* [Stated problem]: Search the material below for the word "používají" and copy every line in which it occurs.

* [Data records]:
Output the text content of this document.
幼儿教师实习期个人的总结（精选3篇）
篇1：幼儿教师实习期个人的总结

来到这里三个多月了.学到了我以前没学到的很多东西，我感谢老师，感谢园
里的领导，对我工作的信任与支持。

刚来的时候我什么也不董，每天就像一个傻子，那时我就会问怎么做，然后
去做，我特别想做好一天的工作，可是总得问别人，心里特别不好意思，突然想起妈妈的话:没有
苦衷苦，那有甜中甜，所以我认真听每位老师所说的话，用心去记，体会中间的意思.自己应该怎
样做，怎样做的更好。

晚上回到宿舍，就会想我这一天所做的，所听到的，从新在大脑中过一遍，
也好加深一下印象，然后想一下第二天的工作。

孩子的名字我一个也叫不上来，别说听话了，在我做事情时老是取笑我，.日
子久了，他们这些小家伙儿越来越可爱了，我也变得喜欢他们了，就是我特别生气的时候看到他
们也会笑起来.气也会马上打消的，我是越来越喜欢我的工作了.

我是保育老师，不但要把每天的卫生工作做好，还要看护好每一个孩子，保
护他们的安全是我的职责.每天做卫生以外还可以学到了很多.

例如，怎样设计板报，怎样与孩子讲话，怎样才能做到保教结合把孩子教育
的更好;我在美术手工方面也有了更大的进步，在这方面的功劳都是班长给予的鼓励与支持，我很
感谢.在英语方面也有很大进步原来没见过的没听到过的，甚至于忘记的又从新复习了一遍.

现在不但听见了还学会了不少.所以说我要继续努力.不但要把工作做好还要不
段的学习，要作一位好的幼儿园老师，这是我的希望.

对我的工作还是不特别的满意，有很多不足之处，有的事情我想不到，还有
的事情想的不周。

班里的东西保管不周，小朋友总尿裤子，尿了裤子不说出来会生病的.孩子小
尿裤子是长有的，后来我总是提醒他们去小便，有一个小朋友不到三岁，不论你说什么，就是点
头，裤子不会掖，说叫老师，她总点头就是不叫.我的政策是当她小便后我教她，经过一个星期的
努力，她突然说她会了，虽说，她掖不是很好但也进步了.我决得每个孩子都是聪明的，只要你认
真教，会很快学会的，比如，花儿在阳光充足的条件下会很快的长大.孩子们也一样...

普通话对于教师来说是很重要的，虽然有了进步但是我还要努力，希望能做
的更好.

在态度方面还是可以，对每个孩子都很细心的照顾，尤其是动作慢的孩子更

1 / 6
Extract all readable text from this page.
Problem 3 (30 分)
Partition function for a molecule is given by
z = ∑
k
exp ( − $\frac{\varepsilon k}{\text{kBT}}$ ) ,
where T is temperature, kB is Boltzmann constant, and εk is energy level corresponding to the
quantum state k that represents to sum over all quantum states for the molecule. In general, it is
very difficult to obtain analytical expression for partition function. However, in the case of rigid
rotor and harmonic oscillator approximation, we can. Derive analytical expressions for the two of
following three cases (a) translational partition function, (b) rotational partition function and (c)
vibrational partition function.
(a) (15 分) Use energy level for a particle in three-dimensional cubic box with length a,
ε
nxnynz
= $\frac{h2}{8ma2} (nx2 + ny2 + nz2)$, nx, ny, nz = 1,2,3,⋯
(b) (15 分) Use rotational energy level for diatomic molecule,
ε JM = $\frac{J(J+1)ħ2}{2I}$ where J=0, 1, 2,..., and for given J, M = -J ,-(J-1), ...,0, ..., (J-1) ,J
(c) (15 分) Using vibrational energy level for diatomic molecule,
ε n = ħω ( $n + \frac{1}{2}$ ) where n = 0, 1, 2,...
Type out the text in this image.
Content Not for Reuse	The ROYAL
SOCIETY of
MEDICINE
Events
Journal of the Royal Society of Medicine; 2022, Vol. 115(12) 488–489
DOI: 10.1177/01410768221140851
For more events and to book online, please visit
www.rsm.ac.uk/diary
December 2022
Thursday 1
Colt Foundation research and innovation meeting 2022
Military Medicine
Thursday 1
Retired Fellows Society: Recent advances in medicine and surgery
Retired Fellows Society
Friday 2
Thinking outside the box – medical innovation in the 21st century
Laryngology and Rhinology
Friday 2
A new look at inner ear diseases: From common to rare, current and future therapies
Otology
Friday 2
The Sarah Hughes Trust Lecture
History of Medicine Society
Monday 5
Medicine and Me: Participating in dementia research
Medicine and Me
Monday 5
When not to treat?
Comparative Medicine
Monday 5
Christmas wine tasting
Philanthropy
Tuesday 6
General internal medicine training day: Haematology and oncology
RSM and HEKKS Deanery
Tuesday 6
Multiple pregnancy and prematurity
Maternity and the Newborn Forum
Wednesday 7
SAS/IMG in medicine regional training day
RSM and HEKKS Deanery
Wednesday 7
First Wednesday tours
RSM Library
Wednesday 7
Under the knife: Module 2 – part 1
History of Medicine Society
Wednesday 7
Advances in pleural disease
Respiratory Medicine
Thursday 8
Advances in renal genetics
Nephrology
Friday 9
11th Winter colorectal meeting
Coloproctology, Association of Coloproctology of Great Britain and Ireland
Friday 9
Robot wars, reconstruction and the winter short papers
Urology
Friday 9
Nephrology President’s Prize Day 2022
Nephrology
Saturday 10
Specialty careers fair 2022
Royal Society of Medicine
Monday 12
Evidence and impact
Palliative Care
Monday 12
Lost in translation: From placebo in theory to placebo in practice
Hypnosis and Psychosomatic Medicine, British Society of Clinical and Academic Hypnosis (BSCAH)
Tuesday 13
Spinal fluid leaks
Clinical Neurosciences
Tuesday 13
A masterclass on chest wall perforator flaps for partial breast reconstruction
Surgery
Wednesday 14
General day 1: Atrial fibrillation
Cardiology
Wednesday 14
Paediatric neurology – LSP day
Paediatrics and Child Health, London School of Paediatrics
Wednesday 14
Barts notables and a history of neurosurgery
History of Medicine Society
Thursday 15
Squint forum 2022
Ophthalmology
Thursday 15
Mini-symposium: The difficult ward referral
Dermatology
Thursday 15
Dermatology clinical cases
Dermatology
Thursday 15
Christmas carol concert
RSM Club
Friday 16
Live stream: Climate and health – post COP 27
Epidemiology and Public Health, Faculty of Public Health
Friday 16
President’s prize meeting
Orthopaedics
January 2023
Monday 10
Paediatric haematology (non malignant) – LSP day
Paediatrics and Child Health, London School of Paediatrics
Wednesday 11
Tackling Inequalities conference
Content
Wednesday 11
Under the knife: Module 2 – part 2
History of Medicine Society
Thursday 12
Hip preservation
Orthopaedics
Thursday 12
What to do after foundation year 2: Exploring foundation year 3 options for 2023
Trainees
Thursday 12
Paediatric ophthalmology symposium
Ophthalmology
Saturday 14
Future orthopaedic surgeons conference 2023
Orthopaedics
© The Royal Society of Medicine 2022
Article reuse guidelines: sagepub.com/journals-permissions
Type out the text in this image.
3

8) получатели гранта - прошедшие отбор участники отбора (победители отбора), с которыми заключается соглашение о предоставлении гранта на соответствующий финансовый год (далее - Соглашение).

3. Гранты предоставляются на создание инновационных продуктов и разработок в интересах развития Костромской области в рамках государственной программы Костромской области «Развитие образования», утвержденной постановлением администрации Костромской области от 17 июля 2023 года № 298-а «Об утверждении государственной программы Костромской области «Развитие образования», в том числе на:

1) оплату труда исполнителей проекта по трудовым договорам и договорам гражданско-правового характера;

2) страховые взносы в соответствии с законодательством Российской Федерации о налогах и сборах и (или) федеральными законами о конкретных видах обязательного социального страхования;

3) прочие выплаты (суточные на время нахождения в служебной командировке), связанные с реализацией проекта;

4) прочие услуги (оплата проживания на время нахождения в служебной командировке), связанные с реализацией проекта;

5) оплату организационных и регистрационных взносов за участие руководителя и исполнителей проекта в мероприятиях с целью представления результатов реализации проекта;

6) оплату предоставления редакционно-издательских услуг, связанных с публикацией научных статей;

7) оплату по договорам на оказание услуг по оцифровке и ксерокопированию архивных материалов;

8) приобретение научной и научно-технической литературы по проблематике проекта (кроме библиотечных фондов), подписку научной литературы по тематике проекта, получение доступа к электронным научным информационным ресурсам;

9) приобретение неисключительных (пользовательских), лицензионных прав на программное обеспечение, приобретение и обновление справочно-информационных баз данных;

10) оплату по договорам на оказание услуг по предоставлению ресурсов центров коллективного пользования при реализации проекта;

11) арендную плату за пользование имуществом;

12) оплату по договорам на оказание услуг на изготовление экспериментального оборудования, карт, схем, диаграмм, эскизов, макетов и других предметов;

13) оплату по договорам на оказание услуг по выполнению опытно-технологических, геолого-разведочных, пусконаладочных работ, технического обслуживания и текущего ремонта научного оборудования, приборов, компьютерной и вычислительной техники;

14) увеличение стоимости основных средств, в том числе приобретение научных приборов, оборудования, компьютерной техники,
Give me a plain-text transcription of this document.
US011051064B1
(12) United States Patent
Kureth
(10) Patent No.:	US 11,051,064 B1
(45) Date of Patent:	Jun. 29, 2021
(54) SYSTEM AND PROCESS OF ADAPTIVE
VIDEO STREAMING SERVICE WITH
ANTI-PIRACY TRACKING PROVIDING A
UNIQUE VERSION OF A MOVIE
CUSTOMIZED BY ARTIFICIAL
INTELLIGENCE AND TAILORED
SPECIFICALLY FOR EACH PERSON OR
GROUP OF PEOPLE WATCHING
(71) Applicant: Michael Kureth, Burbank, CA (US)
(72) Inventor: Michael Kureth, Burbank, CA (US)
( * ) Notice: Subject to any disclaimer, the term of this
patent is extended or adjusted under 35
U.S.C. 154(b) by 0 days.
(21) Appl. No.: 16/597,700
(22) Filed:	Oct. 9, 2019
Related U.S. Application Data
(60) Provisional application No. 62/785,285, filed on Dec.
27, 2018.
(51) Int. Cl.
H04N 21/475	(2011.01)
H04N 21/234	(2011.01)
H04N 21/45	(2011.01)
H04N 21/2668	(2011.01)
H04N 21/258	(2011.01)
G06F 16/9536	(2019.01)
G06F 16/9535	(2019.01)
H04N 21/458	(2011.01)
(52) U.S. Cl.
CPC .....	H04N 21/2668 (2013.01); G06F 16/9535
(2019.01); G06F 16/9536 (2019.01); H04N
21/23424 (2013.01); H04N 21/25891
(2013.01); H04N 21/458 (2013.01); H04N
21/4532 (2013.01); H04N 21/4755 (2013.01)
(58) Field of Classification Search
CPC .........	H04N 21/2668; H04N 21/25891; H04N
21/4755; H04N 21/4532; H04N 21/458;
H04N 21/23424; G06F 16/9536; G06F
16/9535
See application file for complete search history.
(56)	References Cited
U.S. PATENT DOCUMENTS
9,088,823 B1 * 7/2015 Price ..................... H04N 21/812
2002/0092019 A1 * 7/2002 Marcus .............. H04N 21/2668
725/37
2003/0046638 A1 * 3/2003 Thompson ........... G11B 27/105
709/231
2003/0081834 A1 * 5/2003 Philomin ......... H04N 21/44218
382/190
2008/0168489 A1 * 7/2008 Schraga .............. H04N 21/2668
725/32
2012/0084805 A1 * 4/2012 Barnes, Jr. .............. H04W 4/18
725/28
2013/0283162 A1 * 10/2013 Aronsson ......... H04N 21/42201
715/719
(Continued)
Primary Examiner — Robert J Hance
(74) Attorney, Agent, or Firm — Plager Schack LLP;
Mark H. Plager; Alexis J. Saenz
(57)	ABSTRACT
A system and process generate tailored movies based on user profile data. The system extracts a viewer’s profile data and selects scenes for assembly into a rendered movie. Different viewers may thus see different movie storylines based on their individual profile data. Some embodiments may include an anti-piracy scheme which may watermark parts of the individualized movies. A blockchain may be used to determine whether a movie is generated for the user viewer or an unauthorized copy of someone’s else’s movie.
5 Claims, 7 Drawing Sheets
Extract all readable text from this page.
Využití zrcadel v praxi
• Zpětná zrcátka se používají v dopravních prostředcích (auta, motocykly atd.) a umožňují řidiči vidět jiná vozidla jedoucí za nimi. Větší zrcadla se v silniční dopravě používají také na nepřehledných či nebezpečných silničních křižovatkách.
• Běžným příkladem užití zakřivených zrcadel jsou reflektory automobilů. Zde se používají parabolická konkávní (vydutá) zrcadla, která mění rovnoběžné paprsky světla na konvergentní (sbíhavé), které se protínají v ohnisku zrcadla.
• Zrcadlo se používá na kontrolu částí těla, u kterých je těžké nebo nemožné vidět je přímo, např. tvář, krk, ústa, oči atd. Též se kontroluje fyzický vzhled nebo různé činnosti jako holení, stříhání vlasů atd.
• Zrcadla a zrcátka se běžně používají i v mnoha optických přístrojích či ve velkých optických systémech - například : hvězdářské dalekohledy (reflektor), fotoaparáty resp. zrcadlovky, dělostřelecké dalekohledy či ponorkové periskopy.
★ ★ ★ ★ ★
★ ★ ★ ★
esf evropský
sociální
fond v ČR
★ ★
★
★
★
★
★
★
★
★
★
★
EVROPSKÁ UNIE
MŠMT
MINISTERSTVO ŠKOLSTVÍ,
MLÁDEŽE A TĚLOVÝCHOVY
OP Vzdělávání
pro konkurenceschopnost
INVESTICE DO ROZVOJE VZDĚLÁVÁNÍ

* [Reply to the exercise]:
• Zpětná zrcátka se používají v dopravních prostředcích (auta, motocykly atd.) a umožňují řidiči vidět jiná vozidla jedoucí za nimi. Větší zrcadla se v silniční dopravě používají také na nepřehledných či nebezpečných silničních křižovatkách.
• Běžným příkladem užití zakřivených zrcadel jsou reflektory automobilů. Zde se používají parabolická konkávní (vydutá) zrcadla, která mění rovnoběžné paprsky světla na konvergentní (sbíhavé), které se protínají v ohnisku zrcadla.
• Zrcadla a zrcátka se běžně používají i v mnoha optických přístrojích či ve velkých optických systémech - například : hvězdářské dalekohledy (reflektor), fotoaparáty resp. zrcadlovky, dělostřelecké dalekohledy či ponorkové periskopy.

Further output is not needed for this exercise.